**REQUIREMENT**
Transcribe the listing that follows in full, omitting pictures.

++++ ENTRIES SUPPLIED

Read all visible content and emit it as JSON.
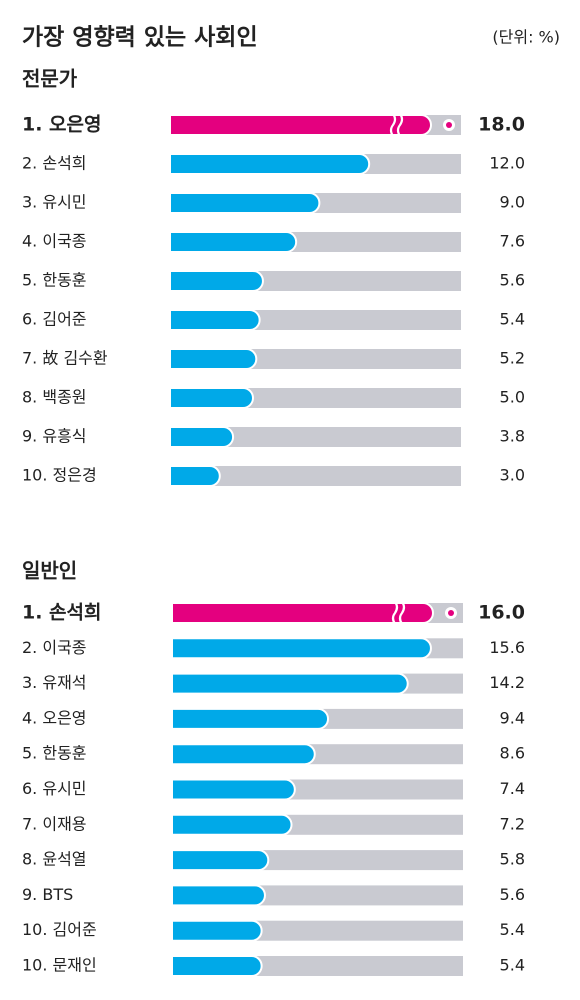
{
  "header": {
    "title": "가장 영향력 있는 사회인",
    "unit": "(단위: %)"
  },
  "chart_data": [
    {
      "type": "bar",
      "orientation": "horizontal",
      "title": "전문가",
      "color": "#00a9e8",
      "highlight_color": "#e4007f",
      "categories": [
        "1. 오은영",
        "2. 손석희",
        "3. 유시민",
        "4. 이국종",
        "5. 한동훈",
        "6. 김어준",
        "7. 故 김수환",
        "8. 백종원",
        "9. 유흥식",
        "10. 정은경"
      ],
      "values": [
        18,
        12,
        9,
        7.6,
        5.6,
        5.4,
        5.2,
        5,
        3.8,
        3
      ],
      "value_labels": [
        "18.0",
        "12.0",
        "9.0",
        "7.6",
        "5.6",
        "5.4",
        "5.2",
        "5.0",
        "3.8",
        "3.0"
      ]
    },
    {
      "type": "bar",
      "orientation": "horizontal",
      "title": "일반인",
      "color": "#00a9e8",
      "highlight_color": "#e4007f",
      "categories": [
        "1. 손석희",
        "2. 이국종",
        "3. 유재석",
        "4. 오은영",
        "5. 한동훈",
        "6. 유시민",
        "7. 이재용",
        "8. 윤석열",
        "9. BTS",
        "10. 김어준",
        "10. 문재인"
      ],
      "values": [
        16,
        15.6,
        14.2,
        9.4,
        8.6,
        7.4,
        7.2,
        5.8,
        5.6,
        5.4,
        5.4
      ],
      "value_labels": [
        "16.0",
        "15.6",
        "14.2",
        "9.4",
        "8.6",
        "7.4",
        "7.2",
        "5.8",
        "5.6",
        "5.4",
        "5.4"
      ]
    }
  ]
}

++++++++

**FULL ANSWER**
Read all visible content and emit it as JSON.
{
  "header": {
    "title": "가장 영향력 있는 사회인",
    "unit": "(단위: %)"
  },
  "chart_data": [
    {
      "type": "bar",
      "orientation": "horizontal",
      "title": "전문가",
      "color": "#00a9e8",
      "highlight_color": "#e4007f",
      "categories": [
        "1. 오은영",
        "2. 손석희",
        "3. 유시민",
        "4. 이국종",
        "5. 한동훈",
        "6. 김어준",
        "7. 故 김수환",
        "8. 백종원",
        "9. 유흥식",
        "10. 정은경"
      ],
      "values": [
        18,
        12,
        9,
        7.6,
        5.6,
        5.4,
        5.2,
        5,
        3.8,
        3
      ],
      "value_labels": [
        "18.0",
        "12.0",
        "9.0",
        "7.6",
        "5.6",
        "5.4",
        "5.2",
        "5.0",
        "3.8",
        "3.0"
      ]
    },
    {
      "type": "bar",
      "orientation": "horizontal",
      "title": "일반인",
      "color": "#00a9e8",
      "highlight_color": "#e4007f",
      "categories": [
        "1. 손석희",
        "2. 이국종",
        "3. 유재석",
        "4. 오은영",
        "5. 한동훈",
        "6. 유시민",
        "7. 이재용",
        "8. 윤석열",
        "9. BTS",
        "10. 김어준",
        "10. 문재인"
      ],
      "values": [
        16,
        15.6,
        14.2,
        9.4,
        8.6,
        7.4,
        7.2,
        5.8,
        5.6,
        5.4,
        5.4
      ],
      "value_labels": [
        "16.0",
        "15.6",
        "14.2",
        "9.4",
        "8.6",
        "7.4",
        "7.2",
        "5.8",
        "5.6",
        "5.4",
        "5.4"
      ]
    }
  ]
}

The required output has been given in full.